Document text records:
%%

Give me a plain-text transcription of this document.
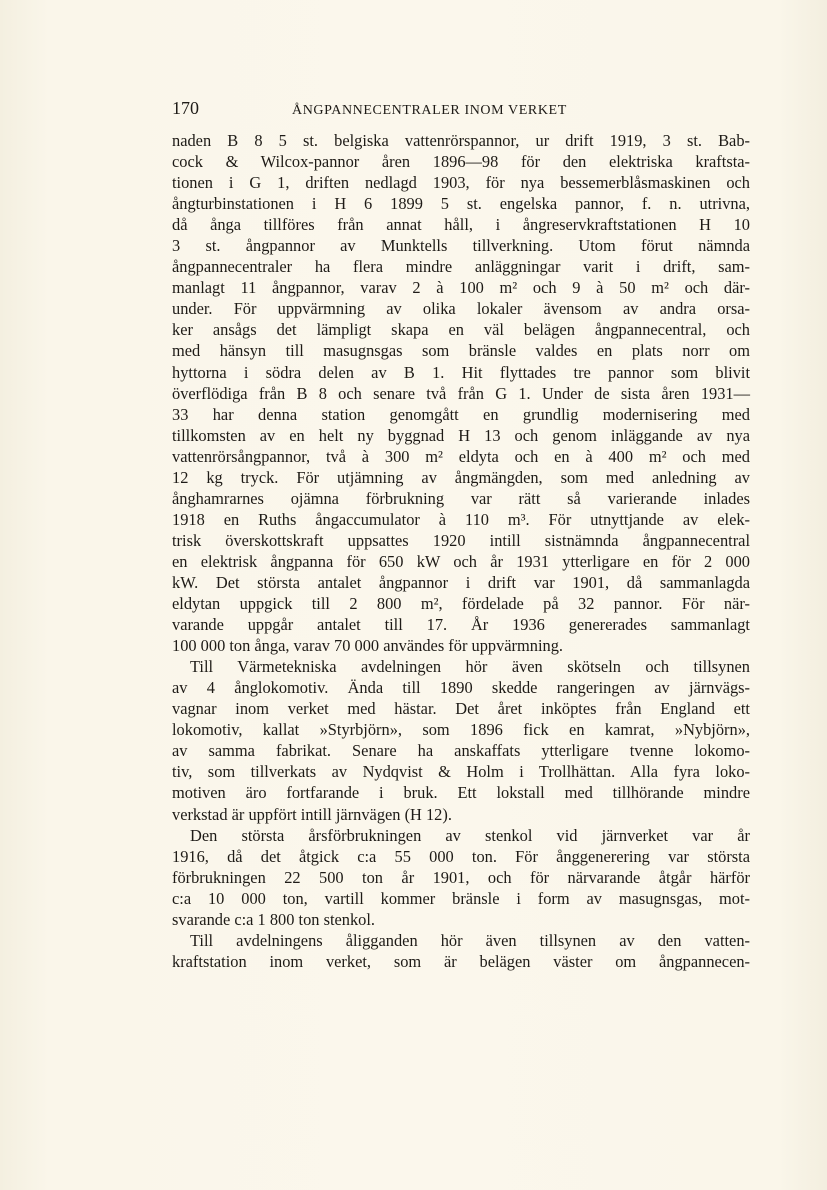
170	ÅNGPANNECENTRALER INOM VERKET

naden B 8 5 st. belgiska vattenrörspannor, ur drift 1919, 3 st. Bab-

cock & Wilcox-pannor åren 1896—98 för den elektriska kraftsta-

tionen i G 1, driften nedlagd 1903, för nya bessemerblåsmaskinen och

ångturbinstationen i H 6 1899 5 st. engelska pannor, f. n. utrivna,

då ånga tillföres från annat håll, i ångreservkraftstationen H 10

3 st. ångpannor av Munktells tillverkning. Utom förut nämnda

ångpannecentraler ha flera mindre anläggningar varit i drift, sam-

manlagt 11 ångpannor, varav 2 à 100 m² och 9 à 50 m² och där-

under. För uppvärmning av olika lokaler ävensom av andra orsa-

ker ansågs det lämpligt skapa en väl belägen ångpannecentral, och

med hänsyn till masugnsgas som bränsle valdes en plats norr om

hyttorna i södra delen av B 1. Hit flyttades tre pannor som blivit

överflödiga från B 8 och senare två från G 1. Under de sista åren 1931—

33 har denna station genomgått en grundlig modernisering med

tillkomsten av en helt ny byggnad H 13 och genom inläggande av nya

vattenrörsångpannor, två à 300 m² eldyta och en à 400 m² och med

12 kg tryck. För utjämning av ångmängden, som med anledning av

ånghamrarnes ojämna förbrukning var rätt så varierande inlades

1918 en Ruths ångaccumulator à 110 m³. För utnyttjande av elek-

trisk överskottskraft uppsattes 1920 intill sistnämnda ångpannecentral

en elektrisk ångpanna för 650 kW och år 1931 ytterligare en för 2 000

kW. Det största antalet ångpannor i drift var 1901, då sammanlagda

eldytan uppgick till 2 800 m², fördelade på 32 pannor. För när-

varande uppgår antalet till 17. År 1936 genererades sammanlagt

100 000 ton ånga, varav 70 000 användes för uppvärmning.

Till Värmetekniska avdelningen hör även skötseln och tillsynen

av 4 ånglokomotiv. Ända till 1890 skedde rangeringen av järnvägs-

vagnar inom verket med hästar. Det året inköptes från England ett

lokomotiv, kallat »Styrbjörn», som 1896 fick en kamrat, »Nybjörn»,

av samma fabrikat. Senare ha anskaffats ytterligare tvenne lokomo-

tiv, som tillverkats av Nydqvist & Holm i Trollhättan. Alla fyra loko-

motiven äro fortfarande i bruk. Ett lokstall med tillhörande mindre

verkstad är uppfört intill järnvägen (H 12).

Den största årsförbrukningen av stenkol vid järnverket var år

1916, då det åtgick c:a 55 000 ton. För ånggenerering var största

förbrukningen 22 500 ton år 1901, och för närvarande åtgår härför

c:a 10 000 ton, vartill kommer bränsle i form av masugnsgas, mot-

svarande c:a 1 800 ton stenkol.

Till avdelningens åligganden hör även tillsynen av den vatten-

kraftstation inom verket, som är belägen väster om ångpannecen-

%%

YOUR GOAL: Count all lines of the data that include "bränsle". The answer is the number alone.

FINAL ANSWER: 2